====== SELECTED TEXT ======

It is 1.25a.m in the morning when I start writing this. I am reading my Bible, something I do not do as regularly as a regular Christian should. The pages of the Book of Job and a devotional commonly known as lesson in my church lie in front of me open with words eager to be read. “Fight Night” by Migos is playing on a low from the speakers that lie so close to where I place my head, a constant reminder that I reside in a public university hostel. This particular song has been on repeat the past two hours.It is as though it moved in discreetly, started by “accidentally” leaving a toothbrush in the bathroom(let’s make that my heart) and now it has settled on my couch(left ventricle?) eating my popcorn and watching those hideous relationship shows that have over-enthusiastic too-readily impressed audiences full of women searching for “true” love. I have no idea why I just quoted the “true”(oops,done it again!) but there should be a point there somewhere.
I am supposed to be asleep, dreaming Martin-Luther dreams or at worst having that reggae club-banger whose best line is “Martin Luther BLACK!” being performed to me by say, Busy Signal himself. An early morning class awaits but honestly I surprise myself seeing as I do not care at all. My ability to be this unapologetic scares me but not enough to make me do anything about it. Is this how kawaida girls start going rogue?
Silent hours like this are the best for candour. Pastors will tell you this is the best time to pray and have that *tete-a-tete with your God,deep in there away from the hustle and bustle of the day.I agree.

======

TO DO ▸
1. In the late-night Bible-reading reflection, why do pastors say the silent hours are the best time to pray?
2. According to the late-night Bible-reading reflection, which song has been playing on repeat, and for how long?
3. Go on with the late-night Bible-reading reflection, starting after its final sentence.

====== INFORMATION GIVEN ======

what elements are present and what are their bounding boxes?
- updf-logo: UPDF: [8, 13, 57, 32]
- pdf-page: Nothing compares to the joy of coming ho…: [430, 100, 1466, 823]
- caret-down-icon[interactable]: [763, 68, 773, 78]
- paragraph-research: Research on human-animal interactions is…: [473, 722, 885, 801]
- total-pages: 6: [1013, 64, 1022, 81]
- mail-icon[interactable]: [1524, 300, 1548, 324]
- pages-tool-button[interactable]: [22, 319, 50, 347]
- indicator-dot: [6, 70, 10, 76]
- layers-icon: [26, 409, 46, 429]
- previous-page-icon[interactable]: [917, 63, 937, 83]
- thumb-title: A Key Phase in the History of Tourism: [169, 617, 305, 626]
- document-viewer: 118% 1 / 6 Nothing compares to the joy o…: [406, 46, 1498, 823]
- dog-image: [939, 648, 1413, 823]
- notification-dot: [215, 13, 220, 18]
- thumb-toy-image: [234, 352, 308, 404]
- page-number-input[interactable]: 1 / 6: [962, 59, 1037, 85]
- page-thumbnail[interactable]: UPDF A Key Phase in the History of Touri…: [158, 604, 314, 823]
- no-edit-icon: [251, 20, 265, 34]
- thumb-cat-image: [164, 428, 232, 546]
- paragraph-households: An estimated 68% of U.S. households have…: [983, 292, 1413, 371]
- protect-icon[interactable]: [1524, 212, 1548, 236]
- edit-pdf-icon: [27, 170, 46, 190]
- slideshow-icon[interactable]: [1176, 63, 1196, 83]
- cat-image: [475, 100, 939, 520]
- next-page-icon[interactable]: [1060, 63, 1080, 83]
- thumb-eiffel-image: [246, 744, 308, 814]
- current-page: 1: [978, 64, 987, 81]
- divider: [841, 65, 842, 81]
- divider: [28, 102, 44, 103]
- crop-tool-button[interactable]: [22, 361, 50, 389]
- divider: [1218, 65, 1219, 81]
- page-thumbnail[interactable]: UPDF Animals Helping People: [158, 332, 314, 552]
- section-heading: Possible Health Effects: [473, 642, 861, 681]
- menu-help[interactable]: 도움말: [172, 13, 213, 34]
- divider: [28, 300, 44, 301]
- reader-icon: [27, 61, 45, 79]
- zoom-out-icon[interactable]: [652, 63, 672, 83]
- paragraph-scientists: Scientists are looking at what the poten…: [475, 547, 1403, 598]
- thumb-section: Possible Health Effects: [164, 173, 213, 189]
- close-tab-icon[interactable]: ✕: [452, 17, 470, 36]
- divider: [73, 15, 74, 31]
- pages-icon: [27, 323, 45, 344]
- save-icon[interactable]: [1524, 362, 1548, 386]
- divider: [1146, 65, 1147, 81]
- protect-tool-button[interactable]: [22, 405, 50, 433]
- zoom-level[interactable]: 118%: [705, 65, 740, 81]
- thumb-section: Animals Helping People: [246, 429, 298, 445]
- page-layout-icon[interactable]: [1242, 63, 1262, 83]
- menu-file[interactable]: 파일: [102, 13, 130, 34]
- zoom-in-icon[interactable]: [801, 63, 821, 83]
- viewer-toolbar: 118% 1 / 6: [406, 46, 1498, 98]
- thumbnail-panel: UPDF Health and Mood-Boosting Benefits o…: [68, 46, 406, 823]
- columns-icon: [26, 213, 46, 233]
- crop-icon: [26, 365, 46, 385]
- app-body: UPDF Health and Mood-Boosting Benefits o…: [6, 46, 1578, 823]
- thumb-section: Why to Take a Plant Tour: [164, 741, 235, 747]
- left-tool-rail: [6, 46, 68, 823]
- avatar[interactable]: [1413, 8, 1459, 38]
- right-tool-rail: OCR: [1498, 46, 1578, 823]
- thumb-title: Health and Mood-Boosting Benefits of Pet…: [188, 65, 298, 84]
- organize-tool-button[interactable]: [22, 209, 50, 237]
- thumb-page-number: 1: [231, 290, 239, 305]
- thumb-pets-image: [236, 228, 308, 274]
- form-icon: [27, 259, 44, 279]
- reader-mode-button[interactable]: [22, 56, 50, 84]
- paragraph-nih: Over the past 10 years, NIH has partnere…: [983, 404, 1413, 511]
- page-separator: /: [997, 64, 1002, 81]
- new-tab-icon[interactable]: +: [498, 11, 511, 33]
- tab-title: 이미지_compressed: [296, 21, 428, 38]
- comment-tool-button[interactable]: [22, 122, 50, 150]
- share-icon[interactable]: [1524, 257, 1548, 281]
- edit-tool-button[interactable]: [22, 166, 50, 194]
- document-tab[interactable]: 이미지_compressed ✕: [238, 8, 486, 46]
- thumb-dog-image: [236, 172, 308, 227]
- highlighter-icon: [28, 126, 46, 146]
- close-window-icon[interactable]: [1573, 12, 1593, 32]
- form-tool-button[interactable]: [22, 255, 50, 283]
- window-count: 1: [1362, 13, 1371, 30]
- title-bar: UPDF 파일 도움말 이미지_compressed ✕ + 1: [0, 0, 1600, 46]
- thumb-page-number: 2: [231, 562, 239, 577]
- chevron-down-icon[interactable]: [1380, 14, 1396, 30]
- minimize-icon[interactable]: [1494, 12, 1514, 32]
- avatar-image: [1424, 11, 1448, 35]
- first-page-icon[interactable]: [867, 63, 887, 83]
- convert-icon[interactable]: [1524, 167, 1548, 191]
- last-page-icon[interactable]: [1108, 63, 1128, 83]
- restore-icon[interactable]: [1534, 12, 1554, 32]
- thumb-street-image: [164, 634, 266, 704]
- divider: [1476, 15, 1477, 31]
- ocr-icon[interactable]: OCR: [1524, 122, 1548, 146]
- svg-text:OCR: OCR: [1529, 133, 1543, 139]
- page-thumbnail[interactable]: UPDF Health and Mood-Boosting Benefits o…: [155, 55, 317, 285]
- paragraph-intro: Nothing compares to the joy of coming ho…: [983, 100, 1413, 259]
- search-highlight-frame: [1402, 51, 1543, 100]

======

RESULTS BY TASK ▸
1. Pastors say it is the best time to have a tete-a-tete with God because those hours are deep in there, away from the hustle and bustle of the day.

2. "Fight Night" by Migos has been on repeat for the past two hours.

3.
Well,my point of candid takes another angle and instead I think about the phone calls I received earlier during the day(yesterday per se).The first was from my editor-in-chief who called to tell me I needed to report to my school’s board-room ASAP where I was supposed to rehearse for a presentation.Then there was this guy who was asking for his flash-disc that I took from him the day before.Green flash-disc,like it knew about environmental awareness.After that the next caller was a bundles mwitu guy who came into my room a stranger yet before we could even get the ice,let alone break it we had bantered enough to last us two August houses,without the calls of order.Needless to say neither the small talk nor my shockingly charming manners earned me any discount.Not even a cent.I paid the guy the whole amount plus my phone password-and subsequently my age,because I am one of those cliché people who use their birthyears as passwords…how kawaida
By now you should have known that this post does not have any moral theme but you’ll be lazy enough to continue reading anyway.Your gain!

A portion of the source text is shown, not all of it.